--- Start of MATERIAL PROVIDED ---

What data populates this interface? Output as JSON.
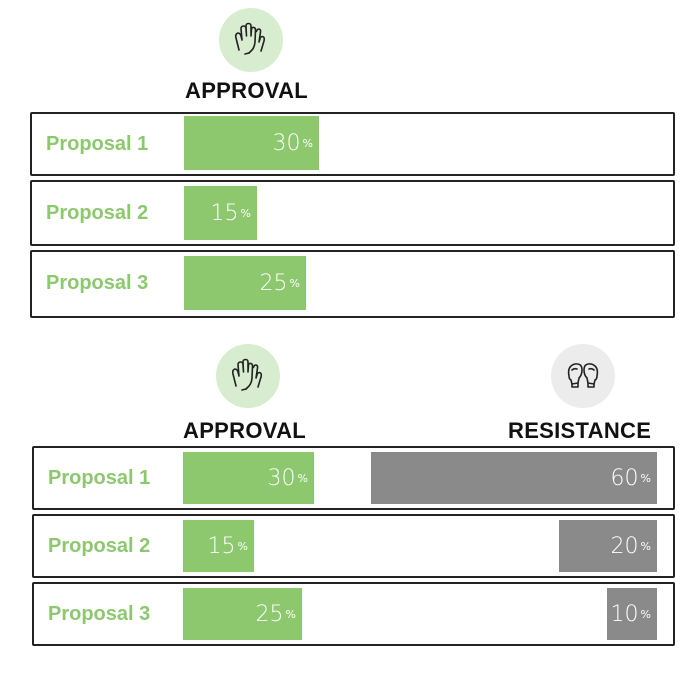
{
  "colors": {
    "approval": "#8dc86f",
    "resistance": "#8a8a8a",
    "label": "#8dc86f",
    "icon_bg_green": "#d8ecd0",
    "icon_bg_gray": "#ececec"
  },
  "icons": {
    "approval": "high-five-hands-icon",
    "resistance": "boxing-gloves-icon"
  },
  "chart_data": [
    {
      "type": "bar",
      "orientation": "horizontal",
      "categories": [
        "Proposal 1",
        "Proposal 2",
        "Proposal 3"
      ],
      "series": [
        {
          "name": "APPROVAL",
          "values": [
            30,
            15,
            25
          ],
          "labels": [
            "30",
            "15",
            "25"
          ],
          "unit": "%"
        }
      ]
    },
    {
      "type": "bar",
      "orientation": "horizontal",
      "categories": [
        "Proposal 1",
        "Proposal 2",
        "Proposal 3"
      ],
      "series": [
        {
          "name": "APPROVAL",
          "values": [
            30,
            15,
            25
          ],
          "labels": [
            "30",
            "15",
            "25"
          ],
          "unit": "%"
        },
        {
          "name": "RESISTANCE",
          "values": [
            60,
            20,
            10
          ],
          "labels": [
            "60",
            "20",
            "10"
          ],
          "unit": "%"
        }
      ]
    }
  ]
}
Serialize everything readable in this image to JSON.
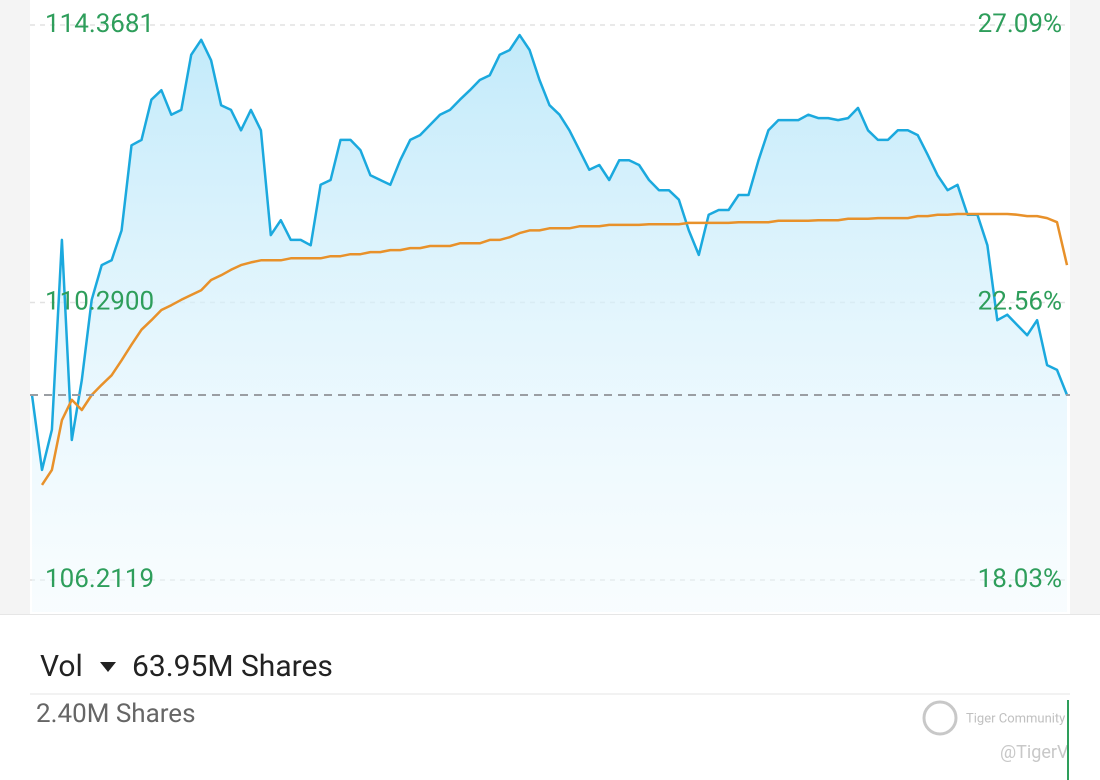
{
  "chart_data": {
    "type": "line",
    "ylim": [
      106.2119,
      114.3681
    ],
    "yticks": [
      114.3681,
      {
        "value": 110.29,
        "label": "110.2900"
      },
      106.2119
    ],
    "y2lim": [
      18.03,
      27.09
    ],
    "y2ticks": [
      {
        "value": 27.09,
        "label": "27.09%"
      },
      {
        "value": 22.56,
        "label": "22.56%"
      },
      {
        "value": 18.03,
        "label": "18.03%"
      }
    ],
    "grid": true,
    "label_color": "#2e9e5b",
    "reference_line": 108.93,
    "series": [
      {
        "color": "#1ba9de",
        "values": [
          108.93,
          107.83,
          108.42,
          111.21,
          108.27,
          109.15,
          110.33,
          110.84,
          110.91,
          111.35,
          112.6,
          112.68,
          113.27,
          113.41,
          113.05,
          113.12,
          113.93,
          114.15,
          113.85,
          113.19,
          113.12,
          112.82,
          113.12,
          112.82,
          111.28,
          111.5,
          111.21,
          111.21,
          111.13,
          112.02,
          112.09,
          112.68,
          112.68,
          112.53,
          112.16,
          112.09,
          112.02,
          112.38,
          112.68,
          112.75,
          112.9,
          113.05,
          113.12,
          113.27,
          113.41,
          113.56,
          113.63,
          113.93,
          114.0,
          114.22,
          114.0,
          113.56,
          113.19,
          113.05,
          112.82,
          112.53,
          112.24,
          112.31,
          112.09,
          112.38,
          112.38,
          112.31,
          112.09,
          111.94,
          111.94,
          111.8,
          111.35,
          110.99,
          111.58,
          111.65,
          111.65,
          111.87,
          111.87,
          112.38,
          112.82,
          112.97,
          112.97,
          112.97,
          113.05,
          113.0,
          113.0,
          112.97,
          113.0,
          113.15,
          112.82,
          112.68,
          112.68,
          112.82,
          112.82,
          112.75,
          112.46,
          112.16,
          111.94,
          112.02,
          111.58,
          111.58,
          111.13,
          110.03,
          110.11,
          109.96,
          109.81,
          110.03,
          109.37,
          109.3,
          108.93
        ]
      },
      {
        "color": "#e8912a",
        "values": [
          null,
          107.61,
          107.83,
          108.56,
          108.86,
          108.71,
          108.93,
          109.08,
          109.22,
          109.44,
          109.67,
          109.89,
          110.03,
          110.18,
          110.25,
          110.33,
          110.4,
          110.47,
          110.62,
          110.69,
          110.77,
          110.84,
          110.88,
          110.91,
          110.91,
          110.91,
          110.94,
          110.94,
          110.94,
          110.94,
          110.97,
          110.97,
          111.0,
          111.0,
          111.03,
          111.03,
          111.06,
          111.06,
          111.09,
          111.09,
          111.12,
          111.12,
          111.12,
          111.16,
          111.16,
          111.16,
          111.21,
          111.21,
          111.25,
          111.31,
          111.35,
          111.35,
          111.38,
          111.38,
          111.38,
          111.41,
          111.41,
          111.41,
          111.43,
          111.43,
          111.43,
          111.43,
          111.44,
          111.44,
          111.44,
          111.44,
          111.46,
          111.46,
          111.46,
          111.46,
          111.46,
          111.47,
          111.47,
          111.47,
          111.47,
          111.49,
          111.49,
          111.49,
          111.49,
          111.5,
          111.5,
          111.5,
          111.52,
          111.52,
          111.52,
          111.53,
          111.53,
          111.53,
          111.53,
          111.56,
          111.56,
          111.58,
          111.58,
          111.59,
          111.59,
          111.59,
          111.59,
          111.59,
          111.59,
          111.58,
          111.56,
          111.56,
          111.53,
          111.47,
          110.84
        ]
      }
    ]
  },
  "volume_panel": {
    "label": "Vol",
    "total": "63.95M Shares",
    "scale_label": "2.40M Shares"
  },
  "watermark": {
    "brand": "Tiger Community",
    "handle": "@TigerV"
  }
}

--- End of MATERIAL PROVIDED ---

[THE EXERCISE]:
Retype every record above exactly as written, but leave out the pictures.

[EXERCISE RESPONSE]:
What data populates this interface? Output as JSON.
{
  "colors": {
    "approval": "#8dc86f",
    "resistance": "#8a8a8a",
    "label": "#8dc86f",
    "icon_bg_green": "#d8ecd0",
    "icon_bg_gray": "#ececec"
  },
  "icons": {
    "approval": "high-five-hands-icon",
    "resistance": "boxing-gloves-icon"
  },
  "chart_data": [
    {
      "type": "bar",
      "orientation": "horizontal",
      "categories": [
        "Proposal 1",
        "Proposal 2",
        "Proposal 3"
      ],
      "series": [
        {
          "name": "APPROVAL",
          "values": [
            30,
            15,
            25
          ],
          "labels": [
            "30",
            "15",
            "25"
          ],
          "unit": "%"
        }
      ]
    },
    {
      "type": "bar",
      "orientation": "horizontal",
      "categories": [
        "Proposal 1",
        "Proposal 2",
        "Proposal 3"
      ],
      "series": [
        {
          "name": "APPROVAL",
          "values": [
            30,
            15,
            25
          ],
          "labels": [
            "30",
            "15",
            "25"
          ],
          "unit": "%"
        },
        {
          "name": "RESISTANCE",
          "values": [
            60,
            20,
            10
          ],
          "labels": [
            "60",
            "20",
            "10"
          ],
          "unit": "%"
        }
      ]
    }
  ]
}
Serialize everything readable in this image to JSON.
{
  "chart_data": {
    "type": "line",
    "ylim": [
      106.2119,
      114.3681
    ],
    "yticks": [
      114.3681,
      {
        "value": 110.29,
        "label": "110.2900"
      },
      106.2119
    ],
    "y2lim": [
      18.03,
      27.09
    ],
    "y2ticks": [
      {
        "value": 27.09,
        "label": "27.09%"
      },
      {
        "value": 22.56,
        "label": "22.56%"
      },
      {
        "value": 18.03,
        "label": "18.03%"
      }
    ],
    "grid": true,
    "label_color": "#2e9e5b",
    "reference_line": 108.93,
    "series": [
      {
        "color": "#1ba9de",
        "values": [
          108.93,
          107.83,
          108.42,
          111.21,
          108.27,
          109.15,
          110.33,
          110.84,
          110.91,
          111.35,
          112.6,
          112.68,
          113.27,
          113.41,
          113.05,
          113.12,
          113.93,
          114.15,
          113.85,
          113.19,
          113.12,
          112.82,
          113.12,
          112.82,
          111.28,
          111.5,
          111.21,
          111.21,
          111.13,
          112.02,
          112.09,
          112.68,
          112.68,
          112.53,
          112.16,
          112.09,
          112.02,
          112.38,
          112.68,
          112.75,
          112.9,
          113.05,
          113.12,
          113.27,
          113.41,
          113.56,
          113.63,
          113.93,
          114.0,
          114.22,
          114.0,
          113.56,
          113.19,
          113.05,
          112.82,
          112.53,
          112.24,
          112.31,
          112.09,
          112.38,
          112.38,
          112.31,
          112.09,
          111.94,
          111.94,
          111.8,
          111.35,
          110.99,
          111.58,
          111.65,
          111.65,
          111.87,
          111.87,
          112.38,
          112.82,
          112.97,
          112.97,
          112.97,
          113.05,
          113.0,
          113.0,
          112.97,
          113.0,
          113.15,
          112.82,
          112.68,
          112.68,
          112.82,
          112.82,
          112.75,
          112.46,
          112.16,
          111.94,
          112.02,
          111.58,
          111.58,
          111.13,
          110.03,
          110.11,
          109.96,
          109.81,
          110.03,
          109.37,
          109.3,
          108.93
        ]
      },
      {
        "color": "#e8912a",
        "values": [
          null,
          107.61,
          107.83,
          108.56,
          108.86,
          108.71,
          108.93,
          109.08,
          109.22,
          109.44,
          109.67,
          109.89,
          110.03,
          110.18,
          110.25,
          110.33,
          110.4,
          110.47,
          110.62,
          110.69,
          110.77,
          110.84,
          110.88,
          110.91,
          110.91,
          110.91,
          110.94,
          110.94,
          110.94,
          110.94,
          110.97,
          110.97,
          111.0,
          111.0,
          111.03,
          111.03,
          111.06,
          111.06,
          111.09,
          111.09,
          111.12,
          111.12,
          111.12,
          111.16,
          111.16,
          111.16,
          111.21,
          111.21,
          111.25,
          111.31,
          111.35,
          111.35,
          111.38,
          111.38,
          111.38,
          111.41,
          111.41,
          111.41,
          111.43,
          111.43,
          111.43,
          111.43,
          111.44,
          111.44,
          111.44,
          111.44,
          111.46,
          111.46,
          111.46,
          111.46,
          111.46,
          111.47,
          111.47,
          111.47,
          111.47,
          111.49,
          111.49,
          111.49,
          111.49,
          111.5,
          111.5,
          111.5,
          111.52,
          111.52,
          111.52,
          111.53,
          111.53,
          111.53,
          111.53,
          111.56,
          111.56,
          111.58,
          111.58,
          111.59,
          111.59,
          111.59,
          111.59,
          111.59,
          111.59,
          111.58,
          111.56,
          111.56,
          111.53,
          111.47,
          110.84
        ]
      }
    ]
  },
  "volume_panel": {
    "label": "Vol",
    "total": "63.95M Shares",
    "scale_label": "2.40M Shares"
  },
  "watermark": {
    "brand": "Tiger Community",
    "handle": "@TigerV"
  }
}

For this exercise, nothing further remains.